# What you are asked to do
Pull out every line containing the string "JSON".

Chart and figure data
"""

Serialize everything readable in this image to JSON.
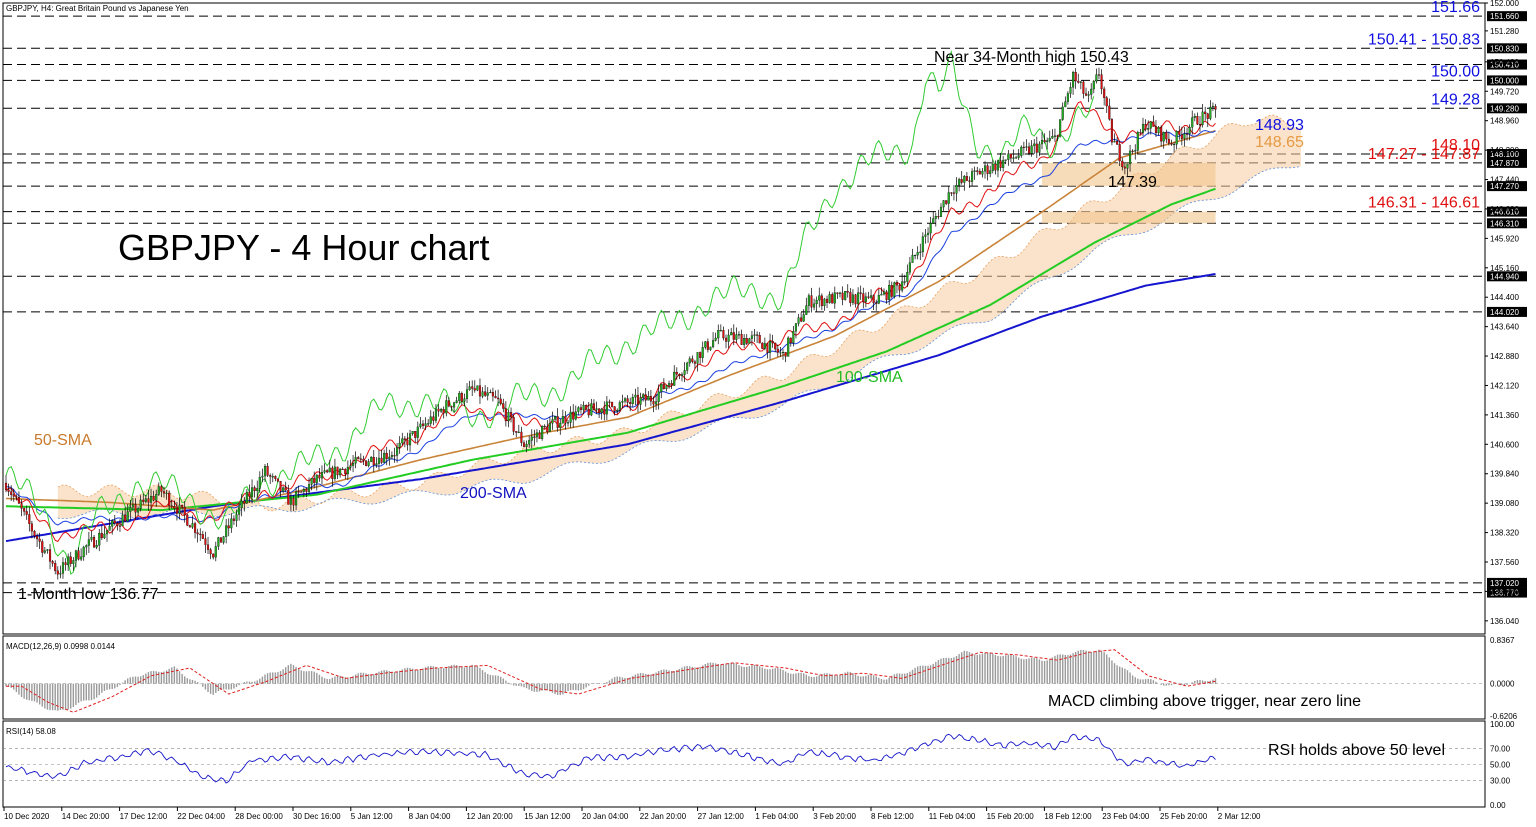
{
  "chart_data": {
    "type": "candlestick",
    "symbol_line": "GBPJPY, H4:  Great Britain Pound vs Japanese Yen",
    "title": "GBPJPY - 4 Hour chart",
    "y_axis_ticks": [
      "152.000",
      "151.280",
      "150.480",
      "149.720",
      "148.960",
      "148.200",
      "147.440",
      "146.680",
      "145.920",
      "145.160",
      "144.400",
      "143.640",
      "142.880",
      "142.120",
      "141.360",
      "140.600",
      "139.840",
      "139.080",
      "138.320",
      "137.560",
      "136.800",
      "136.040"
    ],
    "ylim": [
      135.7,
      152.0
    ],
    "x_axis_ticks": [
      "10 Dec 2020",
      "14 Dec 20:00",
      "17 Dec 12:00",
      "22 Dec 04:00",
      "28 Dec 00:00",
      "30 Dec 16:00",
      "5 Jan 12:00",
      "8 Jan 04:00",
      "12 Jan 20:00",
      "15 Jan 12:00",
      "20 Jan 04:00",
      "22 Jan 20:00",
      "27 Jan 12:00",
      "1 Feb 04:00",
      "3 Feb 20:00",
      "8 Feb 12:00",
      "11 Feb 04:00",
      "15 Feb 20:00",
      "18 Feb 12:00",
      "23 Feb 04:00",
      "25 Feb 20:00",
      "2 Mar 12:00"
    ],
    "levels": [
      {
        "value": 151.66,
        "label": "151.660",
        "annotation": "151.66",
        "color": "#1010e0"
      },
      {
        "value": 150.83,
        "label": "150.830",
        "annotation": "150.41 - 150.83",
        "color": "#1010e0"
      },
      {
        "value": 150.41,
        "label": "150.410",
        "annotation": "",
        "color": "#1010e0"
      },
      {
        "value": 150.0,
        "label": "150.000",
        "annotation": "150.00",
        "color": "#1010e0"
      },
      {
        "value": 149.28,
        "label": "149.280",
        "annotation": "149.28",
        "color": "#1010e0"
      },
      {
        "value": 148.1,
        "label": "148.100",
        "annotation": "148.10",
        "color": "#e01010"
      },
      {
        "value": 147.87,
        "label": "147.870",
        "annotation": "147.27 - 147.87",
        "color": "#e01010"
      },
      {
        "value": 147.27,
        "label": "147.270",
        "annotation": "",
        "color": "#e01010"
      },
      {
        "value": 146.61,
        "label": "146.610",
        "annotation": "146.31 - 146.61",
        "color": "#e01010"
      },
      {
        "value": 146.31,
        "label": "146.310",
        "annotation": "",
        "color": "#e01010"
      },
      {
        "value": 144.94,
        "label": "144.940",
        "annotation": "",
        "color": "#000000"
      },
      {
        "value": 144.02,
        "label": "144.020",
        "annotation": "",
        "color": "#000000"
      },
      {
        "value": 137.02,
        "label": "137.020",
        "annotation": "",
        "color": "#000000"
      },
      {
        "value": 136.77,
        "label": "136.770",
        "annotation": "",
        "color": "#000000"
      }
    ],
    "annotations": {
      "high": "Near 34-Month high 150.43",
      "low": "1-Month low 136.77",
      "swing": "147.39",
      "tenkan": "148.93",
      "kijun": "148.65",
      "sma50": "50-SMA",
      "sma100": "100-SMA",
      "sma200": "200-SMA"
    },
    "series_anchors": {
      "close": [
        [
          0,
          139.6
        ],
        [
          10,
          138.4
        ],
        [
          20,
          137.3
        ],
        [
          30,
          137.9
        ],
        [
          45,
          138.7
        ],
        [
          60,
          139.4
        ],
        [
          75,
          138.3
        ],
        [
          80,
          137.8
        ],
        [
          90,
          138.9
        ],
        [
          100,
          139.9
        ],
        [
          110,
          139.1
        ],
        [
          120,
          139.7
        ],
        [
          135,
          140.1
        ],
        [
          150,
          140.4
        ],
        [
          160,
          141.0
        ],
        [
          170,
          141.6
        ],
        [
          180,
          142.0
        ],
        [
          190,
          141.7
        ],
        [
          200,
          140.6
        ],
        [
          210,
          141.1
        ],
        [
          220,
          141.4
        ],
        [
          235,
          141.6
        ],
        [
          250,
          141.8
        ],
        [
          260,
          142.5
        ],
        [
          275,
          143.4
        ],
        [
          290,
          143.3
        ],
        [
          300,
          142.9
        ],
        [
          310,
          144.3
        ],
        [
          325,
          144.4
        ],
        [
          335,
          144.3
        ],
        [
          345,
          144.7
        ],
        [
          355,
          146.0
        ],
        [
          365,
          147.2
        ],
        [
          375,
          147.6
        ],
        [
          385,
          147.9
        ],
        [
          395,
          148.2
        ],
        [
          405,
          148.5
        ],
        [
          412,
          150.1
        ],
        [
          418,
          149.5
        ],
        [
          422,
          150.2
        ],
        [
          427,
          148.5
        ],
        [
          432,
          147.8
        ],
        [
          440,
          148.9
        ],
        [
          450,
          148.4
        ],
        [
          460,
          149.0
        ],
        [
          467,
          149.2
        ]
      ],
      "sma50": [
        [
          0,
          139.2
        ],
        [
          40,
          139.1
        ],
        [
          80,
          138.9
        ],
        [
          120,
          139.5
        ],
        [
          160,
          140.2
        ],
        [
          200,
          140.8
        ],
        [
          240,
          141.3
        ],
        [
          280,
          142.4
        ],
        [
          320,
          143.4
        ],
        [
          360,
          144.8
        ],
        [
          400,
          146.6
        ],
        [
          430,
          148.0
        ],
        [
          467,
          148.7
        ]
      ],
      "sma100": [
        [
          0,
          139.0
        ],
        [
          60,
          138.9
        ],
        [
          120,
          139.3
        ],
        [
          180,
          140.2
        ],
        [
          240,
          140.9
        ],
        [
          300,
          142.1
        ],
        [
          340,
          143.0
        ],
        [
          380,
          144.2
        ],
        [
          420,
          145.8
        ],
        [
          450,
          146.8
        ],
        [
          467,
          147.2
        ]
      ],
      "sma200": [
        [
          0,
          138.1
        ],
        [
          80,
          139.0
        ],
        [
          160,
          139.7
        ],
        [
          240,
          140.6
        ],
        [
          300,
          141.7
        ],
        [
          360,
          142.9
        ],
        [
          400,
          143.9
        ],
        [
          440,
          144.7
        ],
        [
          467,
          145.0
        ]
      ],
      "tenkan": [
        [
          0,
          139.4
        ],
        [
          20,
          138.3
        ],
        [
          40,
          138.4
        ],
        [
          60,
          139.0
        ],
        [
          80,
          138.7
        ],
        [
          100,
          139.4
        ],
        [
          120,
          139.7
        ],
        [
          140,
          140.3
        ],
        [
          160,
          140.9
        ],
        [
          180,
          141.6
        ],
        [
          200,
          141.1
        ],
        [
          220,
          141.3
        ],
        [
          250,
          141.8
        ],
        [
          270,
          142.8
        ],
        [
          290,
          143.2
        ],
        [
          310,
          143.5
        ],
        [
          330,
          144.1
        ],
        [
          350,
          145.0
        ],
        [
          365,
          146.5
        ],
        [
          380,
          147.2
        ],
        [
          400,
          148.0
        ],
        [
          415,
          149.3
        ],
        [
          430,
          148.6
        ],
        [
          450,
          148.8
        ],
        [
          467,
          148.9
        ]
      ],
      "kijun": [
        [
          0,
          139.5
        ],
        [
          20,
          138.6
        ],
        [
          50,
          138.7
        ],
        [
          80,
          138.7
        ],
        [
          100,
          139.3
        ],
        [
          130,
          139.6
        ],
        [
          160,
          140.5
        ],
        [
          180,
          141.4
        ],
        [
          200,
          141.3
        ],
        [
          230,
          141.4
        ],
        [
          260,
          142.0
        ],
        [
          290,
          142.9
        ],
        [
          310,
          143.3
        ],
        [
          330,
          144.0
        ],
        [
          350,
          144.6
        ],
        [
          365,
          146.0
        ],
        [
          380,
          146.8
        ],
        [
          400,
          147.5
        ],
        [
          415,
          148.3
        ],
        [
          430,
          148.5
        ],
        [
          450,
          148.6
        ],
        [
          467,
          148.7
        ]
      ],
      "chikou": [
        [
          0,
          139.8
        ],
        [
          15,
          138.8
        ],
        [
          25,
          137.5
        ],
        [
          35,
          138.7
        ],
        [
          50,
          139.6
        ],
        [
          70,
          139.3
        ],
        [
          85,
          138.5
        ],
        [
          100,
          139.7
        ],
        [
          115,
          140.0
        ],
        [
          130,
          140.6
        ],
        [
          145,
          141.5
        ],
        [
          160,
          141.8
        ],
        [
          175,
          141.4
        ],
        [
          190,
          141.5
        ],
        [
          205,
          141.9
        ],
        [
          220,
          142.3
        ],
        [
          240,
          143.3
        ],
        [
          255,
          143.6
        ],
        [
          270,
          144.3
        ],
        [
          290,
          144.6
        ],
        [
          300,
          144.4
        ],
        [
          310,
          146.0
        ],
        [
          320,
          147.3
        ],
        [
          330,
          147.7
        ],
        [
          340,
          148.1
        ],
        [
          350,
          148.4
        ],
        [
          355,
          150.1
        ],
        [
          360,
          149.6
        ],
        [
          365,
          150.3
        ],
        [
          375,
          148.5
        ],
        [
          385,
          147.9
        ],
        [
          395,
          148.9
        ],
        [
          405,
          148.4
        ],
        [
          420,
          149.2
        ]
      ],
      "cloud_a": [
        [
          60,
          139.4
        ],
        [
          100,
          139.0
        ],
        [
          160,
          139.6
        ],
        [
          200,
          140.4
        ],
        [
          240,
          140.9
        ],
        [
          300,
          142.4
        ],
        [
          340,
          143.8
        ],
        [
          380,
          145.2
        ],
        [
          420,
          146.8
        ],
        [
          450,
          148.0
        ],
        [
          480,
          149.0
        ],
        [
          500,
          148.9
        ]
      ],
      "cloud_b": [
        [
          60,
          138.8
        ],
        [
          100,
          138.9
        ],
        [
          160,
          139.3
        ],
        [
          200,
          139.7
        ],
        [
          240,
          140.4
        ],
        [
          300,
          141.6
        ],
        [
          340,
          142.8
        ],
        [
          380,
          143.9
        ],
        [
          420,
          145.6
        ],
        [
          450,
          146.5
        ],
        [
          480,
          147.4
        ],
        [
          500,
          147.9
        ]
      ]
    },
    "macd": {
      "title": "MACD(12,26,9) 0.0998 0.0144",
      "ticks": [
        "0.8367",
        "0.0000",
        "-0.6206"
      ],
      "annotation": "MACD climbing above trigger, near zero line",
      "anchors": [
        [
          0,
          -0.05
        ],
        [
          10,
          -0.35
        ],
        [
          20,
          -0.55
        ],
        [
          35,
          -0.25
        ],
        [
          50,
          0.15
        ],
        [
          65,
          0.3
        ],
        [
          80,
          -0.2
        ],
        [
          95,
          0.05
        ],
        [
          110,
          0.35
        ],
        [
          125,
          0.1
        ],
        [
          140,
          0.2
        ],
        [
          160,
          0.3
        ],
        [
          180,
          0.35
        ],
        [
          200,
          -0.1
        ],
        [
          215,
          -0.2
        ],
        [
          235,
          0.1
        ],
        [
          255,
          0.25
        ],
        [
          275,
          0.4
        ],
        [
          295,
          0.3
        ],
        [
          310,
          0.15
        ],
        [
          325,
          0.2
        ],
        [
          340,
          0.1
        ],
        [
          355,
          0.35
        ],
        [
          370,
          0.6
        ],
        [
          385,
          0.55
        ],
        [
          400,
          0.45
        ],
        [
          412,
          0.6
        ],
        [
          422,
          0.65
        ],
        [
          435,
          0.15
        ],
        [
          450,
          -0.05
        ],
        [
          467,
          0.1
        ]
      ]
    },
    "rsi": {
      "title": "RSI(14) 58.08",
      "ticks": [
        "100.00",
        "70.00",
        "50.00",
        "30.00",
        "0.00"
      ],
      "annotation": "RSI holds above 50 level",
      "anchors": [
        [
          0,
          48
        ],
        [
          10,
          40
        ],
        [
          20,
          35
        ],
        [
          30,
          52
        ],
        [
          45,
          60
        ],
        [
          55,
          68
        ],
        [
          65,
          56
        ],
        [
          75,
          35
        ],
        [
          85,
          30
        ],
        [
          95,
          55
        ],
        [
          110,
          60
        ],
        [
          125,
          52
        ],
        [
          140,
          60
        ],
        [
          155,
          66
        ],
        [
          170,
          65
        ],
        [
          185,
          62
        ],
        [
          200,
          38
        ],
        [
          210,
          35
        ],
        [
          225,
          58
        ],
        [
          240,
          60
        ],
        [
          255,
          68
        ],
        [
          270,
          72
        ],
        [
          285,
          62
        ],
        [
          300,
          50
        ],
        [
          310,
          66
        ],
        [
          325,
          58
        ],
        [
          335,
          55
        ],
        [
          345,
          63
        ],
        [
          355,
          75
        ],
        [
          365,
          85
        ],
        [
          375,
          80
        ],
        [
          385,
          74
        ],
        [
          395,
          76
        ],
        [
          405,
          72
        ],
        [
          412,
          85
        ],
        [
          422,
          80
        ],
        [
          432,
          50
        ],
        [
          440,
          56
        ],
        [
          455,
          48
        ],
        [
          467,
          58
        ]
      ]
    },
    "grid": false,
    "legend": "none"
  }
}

"""
"""

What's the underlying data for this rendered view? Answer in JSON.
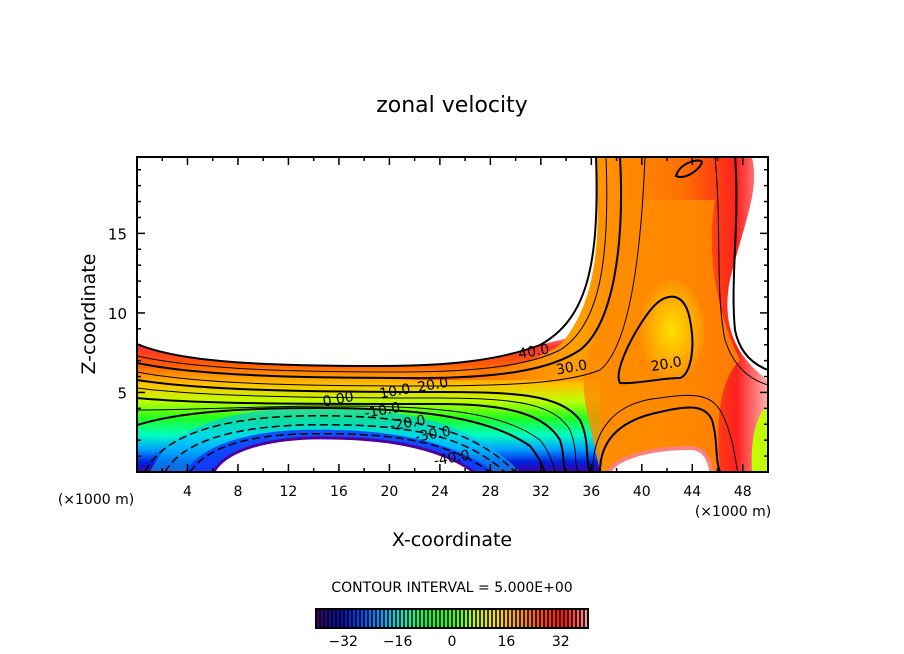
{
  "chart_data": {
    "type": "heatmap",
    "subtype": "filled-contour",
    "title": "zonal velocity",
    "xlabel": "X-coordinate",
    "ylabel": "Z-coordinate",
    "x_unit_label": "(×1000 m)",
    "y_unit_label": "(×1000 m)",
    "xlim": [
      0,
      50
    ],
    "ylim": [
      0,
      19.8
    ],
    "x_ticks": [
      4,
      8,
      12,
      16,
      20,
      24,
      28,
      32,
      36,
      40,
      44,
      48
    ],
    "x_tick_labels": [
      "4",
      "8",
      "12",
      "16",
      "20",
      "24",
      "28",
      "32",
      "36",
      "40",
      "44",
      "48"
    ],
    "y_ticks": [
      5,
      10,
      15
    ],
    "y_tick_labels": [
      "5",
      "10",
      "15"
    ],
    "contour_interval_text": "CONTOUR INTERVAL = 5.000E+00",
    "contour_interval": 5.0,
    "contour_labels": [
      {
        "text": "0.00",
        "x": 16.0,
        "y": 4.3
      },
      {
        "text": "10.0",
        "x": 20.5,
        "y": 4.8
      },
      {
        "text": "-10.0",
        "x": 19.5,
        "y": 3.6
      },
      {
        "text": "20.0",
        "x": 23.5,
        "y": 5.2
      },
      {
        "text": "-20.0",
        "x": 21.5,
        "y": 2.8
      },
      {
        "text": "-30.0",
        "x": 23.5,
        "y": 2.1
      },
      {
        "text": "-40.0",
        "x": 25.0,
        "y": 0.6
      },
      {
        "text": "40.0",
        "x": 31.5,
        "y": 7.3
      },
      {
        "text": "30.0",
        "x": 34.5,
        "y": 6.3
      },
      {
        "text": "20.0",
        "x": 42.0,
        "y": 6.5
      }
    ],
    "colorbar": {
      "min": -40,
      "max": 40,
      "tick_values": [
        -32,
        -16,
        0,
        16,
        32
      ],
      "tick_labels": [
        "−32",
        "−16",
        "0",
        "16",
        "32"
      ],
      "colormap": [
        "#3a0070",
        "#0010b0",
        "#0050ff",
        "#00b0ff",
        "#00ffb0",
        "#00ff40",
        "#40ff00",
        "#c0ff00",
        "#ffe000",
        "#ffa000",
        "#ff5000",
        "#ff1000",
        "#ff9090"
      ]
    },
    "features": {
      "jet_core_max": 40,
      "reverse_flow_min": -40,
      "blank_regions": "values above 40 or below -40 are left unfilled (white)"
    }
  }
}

"""

# Task response
Serialize everything readable in this image to JSON.
What's the underlying data for this rendered view? Answer in JSON.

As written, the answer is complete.